_Aim_. Can you give the records below again with "HELSINKI" changed to "TAMPERE", keeping every other line as it is and leaving out the pictures?
— START Records supplied —
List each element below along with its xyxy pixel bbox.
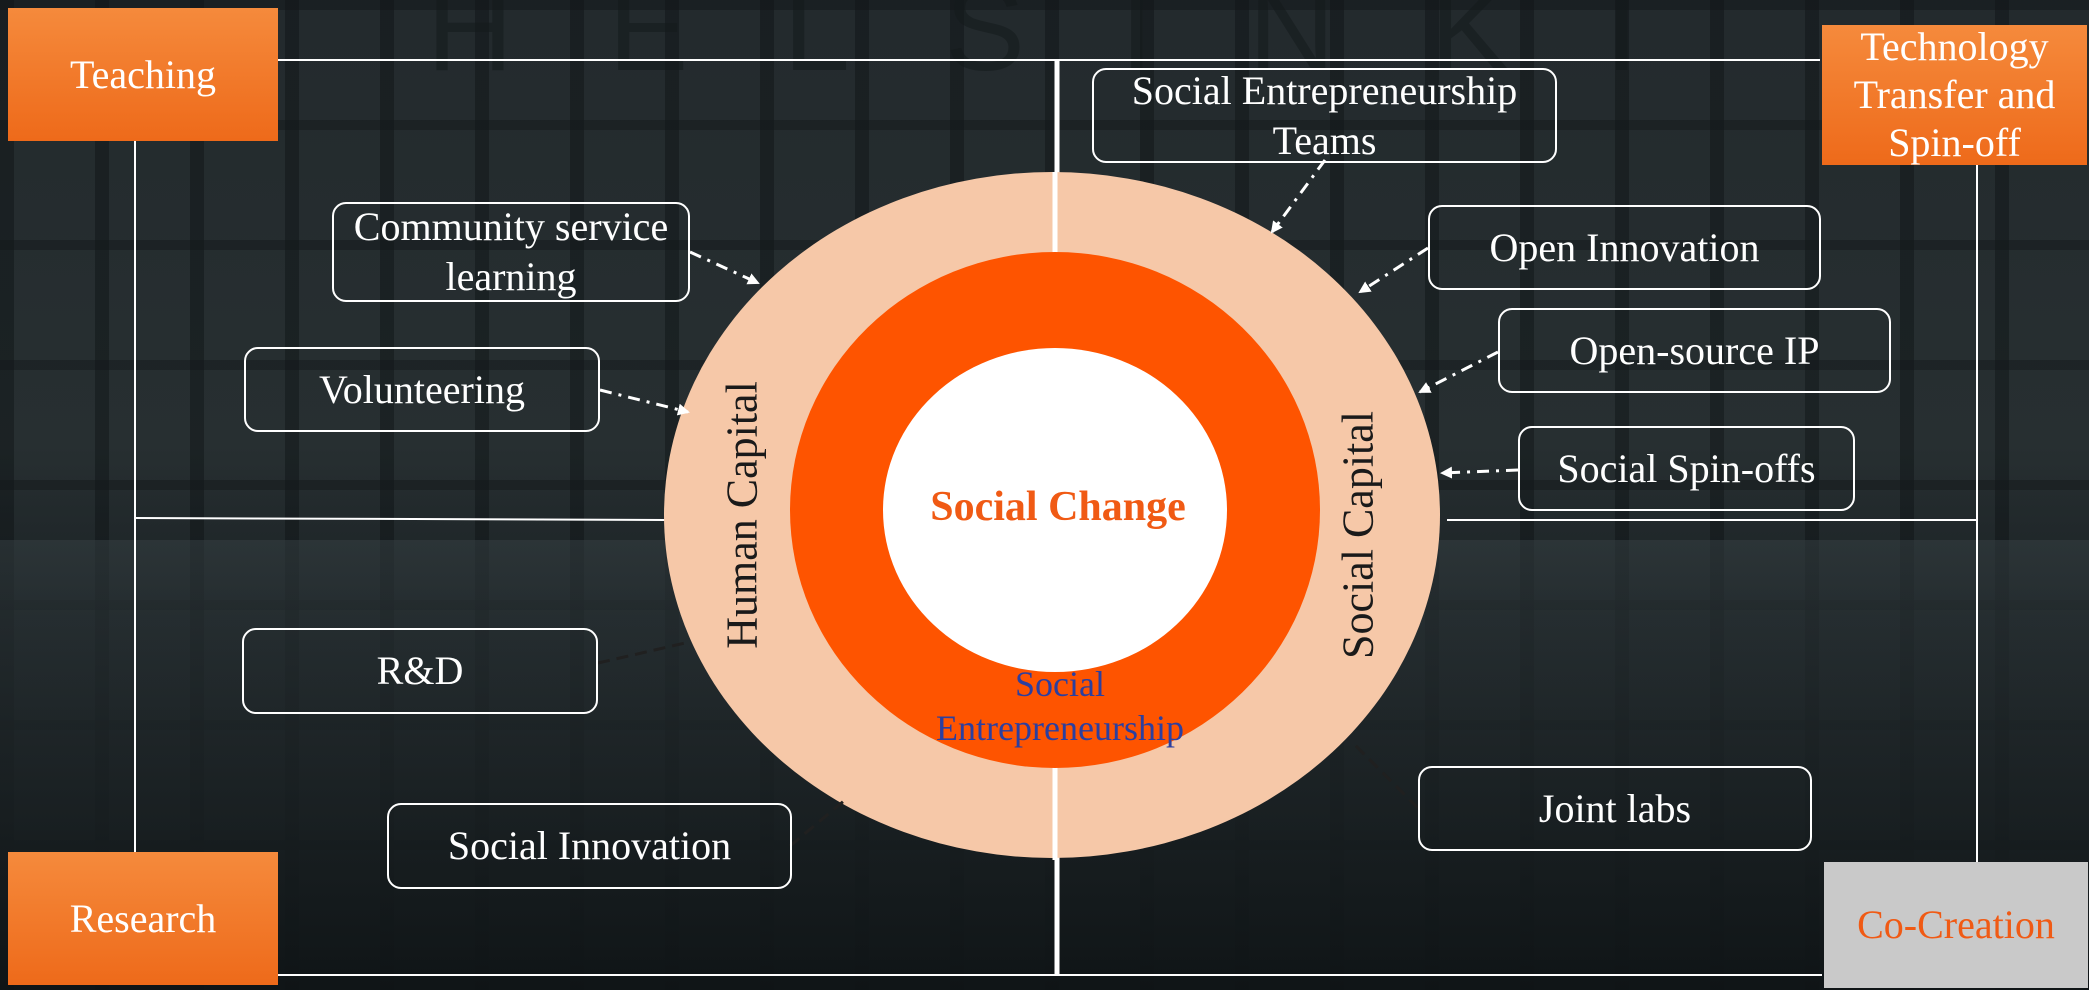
joint-labs-label: Joint labs <box>1538 785 1692 831</box>
arrow-joint-labs <box>1353 743 1420 810</box>
open-source-label: Open-source IP <box>1569 327 1820 373</box>
human-capital-label: Human Capital <box>717 381 767 649</box>
volunteering-box: Volunteering <box>244 347 600 432</box>
open-innovation-box: Open Innovation <box>1428 205 1821 290</box>
arrow-se-teams <box>1270 159 1327 234</box>
social-change-label: Social Change <box>930 484 1186 530</box>
arrow-open-innovation <box>1358 246 1429 294</box>
cocreation-label: Co-Creation <box>1857 902 2055 947</box>
technology-transfer-label: Technology Transfer and Spin-off <box>1853 24 2056 165</box>
background-watermark: HELSINKI <box>426 0 1734 96</box>
arrow-social-innovation <box>789 798 846 848</box>
se-teams-box: Social Entrepreneurship Teams <box>1092 68 1557 163</box>
social-spinoffs-box: Social Spin-offs <box>1518 426 1855 511</box>
teaching-box: Teaching <box>8 8 278 141</box>
open-source-box: Open-source IP <box>1498 308 1891 393</box>
research-label: Research <box>69 895 217 941</box>
community-service-box: Community service learning <box>332 202 690 302</box>
joint-labs-box: Joint labs <box>1418 766 1812 851</box>
rnd-box: R&D <box>242 628 598 714</box>
social-spinoffs-label: Social Spin-offs <box>1557 445 1816 491</box>
center-circle <box>883 348 1227 672</box>
se-teams-label: Social Entrepreneurship Teams <box>1131 67 1518 163</box>
arrow-rnd <box>597 641 686 665</box>
arrow-volunteering <box>599 388 690 416</box>
arrows <box>599 159 1519 479</box>
arrow-open-source <box>1418 350 1499 394</box>
volunteering-label: Volunteering <box>319 366 525 412</box>
dark-arrows <box>597 641 1420 848</box>
open-innovation-label: Open Innovation <box>1489 224 1760 270</box>
community-service-label: Community service learning <box>353 204 669 299</box>
cocreation-box: Co-Creation <box>1824 862 2088 988</box>
left-horizontal-line <box>134 517 666 521</box>
social-innovation-label: Social Innovation <box>447 823 732 868</box>
social-capital-label: Social Capital <box>1333 410 1383 660</box>
technology-transfer-box: Technology Transfer and Spin-off <box>1822 24 2087 165</box>
teaching-label: Teaching <box>69 51 216 97</box>
frame-lines <box>134 59 1978 976</box>
research-box: Research <box>8 852 278 985</box>
social-innovation-box: Social Innovation <box>387 803 792 889</box>
arrow-spinoffs <box>1440 466 1519 479</box>
social-entrepreneurship-label: Social Entrepreneurship <box>936 664 1184 748</box>
arrow-community <box>689 250 760 285</box>
rnd-label: R&D <box>376 648 464 693</box>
— END Records supplied —
_Solution_.
List each element below along with its xyxy pixel bbox.
joint-labs-label: Joint labs <box>1538 785 1692 831</box>
arrow-joint-labs <box>1353 743 1420 810</box>
open-source-label: Open-source IP <box>1569 327 1820 373</box>
human-capital-label: Human Capital <box>717 381 767 649</box>
volunteering-box: Volunteering <box>244 347 600 432</box>
open-innovation-box: Open Innovation <box>1428 205 1821 290</box>
arrow-se-teams <box>1270 159 1327 234</box>
social-change-label: Social Change <box>930 484 1186 530</box>
arrow-open-innovation <box>1358 246 1429 294</box>
cocreation-label: Co-Creation <box>1857 902 2055 947</box>
technology-transfer-label: Technology Transfer and Spin-off <box>1853 24 2056 165</box>
background-watermark: TAMPERE <box>426 0 1734 96</box>
arrow-social-innovation <box>789 798 846 848</box>
se-teams-box: Social Entrepreneurship Teams <box>1092 68 1557 163</box>
social-spinoffs-box: Social Spin-offs <box>1518 426 1855 511</box>
teaching-box: Teaching <box>8 8 278 141</box>
open-source-box: Open-source IP <box>1498 308 1891 393</box>
research-label: Research <box>69 895 217 941</box>
community-service-box: Community service learning <box>332 202 690 302</box>
joint-labs-box: Joint labs <box>1418 766 1812 851</box>
rnd-box: R&D <box>242 628 598 714</box>
social-spinoffs-label: Social Spin-offs <box>1557 445 1816 491</box>
center-circle <box>883 348 1227 672</box>
se-teams-label: Social Entrepreneurship Teams <box>1131 67 1518 163</box>
arrow-rnd <box>597 641 686 665</box>
arrow-volunteering <box>599 388 690 416</box>
arrows <box>599 159 1519 479</box>
arrow-open-source <box>1418 350 1499 394</box>
volunteering-label: Volunteering <box>319 366 525 412</box>
dark-arrows <box>597 641 1420 848</box>
open-innovation-label: Open Innovation <box>1489 224 1760 270</box>
community-service-label: Community service learning <box>353 204 669 299</box>
cocreation-box: Co-Creation <box>1824 862 2088 988</box>
left-horizontal-line <box>134 517 666 521</box>
social-innovation-label: Social Innovation <box>447 823 732 868</box>
social-capital-label: Social Capital <box>1333 410 1383 660</box>
technology-transfer-box: Technology Transfer and Spin-off <box>1822 24 2087 165</box>
teaching-label: Teaching <box>69 51 216 97</box>
frame-lines <box>134 59 1978 976</box>
research-box: Research <box>8 852 278 985</box>
social-innovation-box: Social Innovation <box>387 803 792 889</box>
arrow-spinoffs <box>1440 466 1519 479</box>
social-entrepreneurship-label: Social Entrepreneurship <box>936 664 1184 748</box>
arrow-community <box>689 250 760 285</box>
rnd-label: R&D <box>376 648 464 693</box>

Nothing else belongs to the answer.